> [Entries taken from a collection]
--------------------------------------------------

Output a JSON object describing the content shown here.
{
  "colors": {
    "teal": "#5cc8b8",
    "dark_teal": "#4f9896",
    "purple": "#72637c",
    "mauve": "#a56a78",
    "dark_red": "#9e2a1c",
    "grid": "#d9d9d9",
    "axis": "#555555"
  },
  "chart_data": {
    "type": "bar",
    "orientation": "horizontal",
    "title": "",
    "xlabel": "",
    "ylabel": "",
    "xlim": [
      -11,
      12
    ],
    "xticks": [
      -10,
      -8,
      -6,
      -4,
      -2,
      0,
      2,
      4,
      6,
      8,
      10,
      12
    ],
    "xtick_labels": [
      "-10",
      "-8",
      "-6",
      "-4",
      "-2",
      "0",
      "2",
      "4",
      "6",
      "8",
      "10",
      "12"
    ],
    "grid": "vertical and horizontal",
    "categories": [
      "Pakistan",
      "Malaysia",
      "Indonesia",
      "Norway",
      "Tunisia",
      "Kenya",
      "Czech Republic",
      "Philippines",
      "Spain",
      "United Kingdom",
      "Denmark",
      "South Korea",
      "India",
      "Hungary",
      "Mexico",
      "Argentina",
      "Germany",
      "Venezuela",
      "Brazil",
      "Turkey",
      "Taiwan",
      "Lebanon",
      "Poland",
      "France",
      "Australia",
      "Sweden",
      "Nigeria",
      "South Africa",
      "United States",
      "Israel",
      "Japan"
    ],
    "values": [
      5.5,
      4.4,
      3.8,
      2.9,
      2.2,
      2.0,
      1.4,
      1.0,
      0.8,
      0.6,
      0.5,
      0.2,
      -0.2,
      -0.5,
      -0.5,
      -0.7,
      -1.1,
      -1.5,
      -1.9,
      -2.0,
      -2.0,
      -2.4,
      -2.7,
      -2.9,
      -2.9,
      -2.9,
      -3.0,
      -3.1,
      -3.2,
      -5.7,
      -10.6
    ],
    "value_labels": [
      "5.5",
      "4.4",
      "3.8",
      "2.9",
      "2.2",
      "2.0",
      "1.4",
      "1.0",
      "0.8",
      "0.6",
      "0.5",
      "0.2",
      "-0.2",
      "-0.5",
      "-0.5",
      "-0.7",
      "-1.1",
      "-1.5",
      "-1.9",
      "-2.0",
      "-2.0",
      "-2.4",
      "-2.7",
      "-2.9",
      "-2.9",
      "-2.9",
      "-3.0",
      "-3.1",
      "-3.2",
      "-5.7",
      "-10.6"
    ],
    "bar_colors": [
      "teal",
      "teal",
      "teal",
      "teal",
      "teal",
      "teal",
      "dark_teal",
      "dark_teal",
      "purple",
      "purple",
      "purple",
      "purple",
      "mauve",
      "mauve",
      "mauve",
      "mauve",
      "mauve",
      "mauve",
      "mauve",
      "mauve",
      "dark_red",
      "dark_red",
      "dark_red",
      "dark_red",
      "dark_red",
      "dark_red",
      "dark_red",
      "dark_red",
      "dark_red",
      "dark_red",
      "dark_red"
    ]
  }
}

--------------------------------------------------

> [SHORT EXERCISE]
From the data above, extract every line in its exact form.

> [WRITTEN ANSWER]
Output a JSON object describing the content shown here.
{
  "colors": {
    "teal": "#5cc8b8",
    "dark_teal": "#4f9896",
    "purple": "#72637c",
    "mauve": "#a56a78",
    "dark_red": "#9e2a1c",
    "grid": "#d9d9d9",
    "axis": "#555555"
  },
  "chart_data": {
    "type": "bar",
    "orientation": "horizontal",
    "title": "",
    "xlabel": "",
    "ylabel": "",
    "xlim": [
      -11,
      12
    ],
    "xticks": [
      -10,
      -8,
      -6,
      -4,
      -2,
      0,
      2,
      4,
      6,
      8,
      10,
      12
    ],
    "xtick_labels": [
      "-10",
      "-8",
      "-6",
      "-4",
      "-2",
      "0",
      "2",
      "4",
      "6",
      "8",
      "10",
      "12"
    ],
    "grid": "vertical and horizontal",
    "categories": [
      "Pakistan",
      "Malaysia",
      "Indonesia",
      "Norway",
      "Tunisia",
      "Kenya",
      "Czech Republic",
      "Philippines",
      "Spain",
      "United Kingdom",
      "Denmark",
      "South Korea",
      "India",
      "Hungary",
      "Mexico",
      "Argentina",
      "Germany",
      "Venezuela",
      "Brazil",
      "Turkey",
      "Taiwan",
      "Lebanon",
      "Poland",
      "France",
      "Australia",
      "Sweden",
      "Nigeria",
      "South Africa",
      "United States",
      "Israel",
      "Japan"
    ],
    "values": [
      5.5,
      4.4,
      3.8,
      2.9,
      2.2,
      2.0,
      1.4,
      1.0,
      0.8,
      0.6,
      0.5,
      0.2,
      -0.2,
      -0.5,
      -0.5,
      -0.7,
      -1.1,
      -1.5,
      -1.9,
      -2.0,
      -2.0,
      -2.4,
      -2.7,
      -2.9,
      -2.9,
      -2.9,
      -3.0,
      -3.1,
      -3.2,
      -5.7,
      -10.6
    ],
    "value_labels": [
      "5.5",
      "4.4",
      "3.8",
      "2.9",
      "2.2",
      "2.0",
      "1.4",
      "1.0",
      "0.8",
      "0.6",
      "0.5",
      "0.2",
      "-0.2",
      "-0.5",
      "-0.5",
      "-0.7",
      "-1.1",
      "-1.5",
      "-1.9",
      "-2.0",
      "-2.0",
      "-2.4",
      "-2.7",
      "-2.9",
      "-2.9",
      "-2.9",
      "-3.0",
      "-3.1",
      "-3.2",
      "-5.7",
      "-10.6"
    ],
    "bar_colors": [
      "teal",
      "teal",
      "teal",
      "teal",
      "teal",
      "teal",
      "dark_teal",
      "dark_teal",
      "purple",
      "purple",
      "purple",
      "purple",
      "mauve",
      "mauve",
      "mauve",
      "mauve",
      "mauve",
      "mauve",
      "mauve",
      "mauve",
      "dark_red",
      "dark_red",
      "dark_red",
      "dark_red",
      "dark_red",
      "dark_red",
      "dark_red",
      "dark_red",
      "dark_red",
      "dark_red",
      "dark_red"
    ]
  }
}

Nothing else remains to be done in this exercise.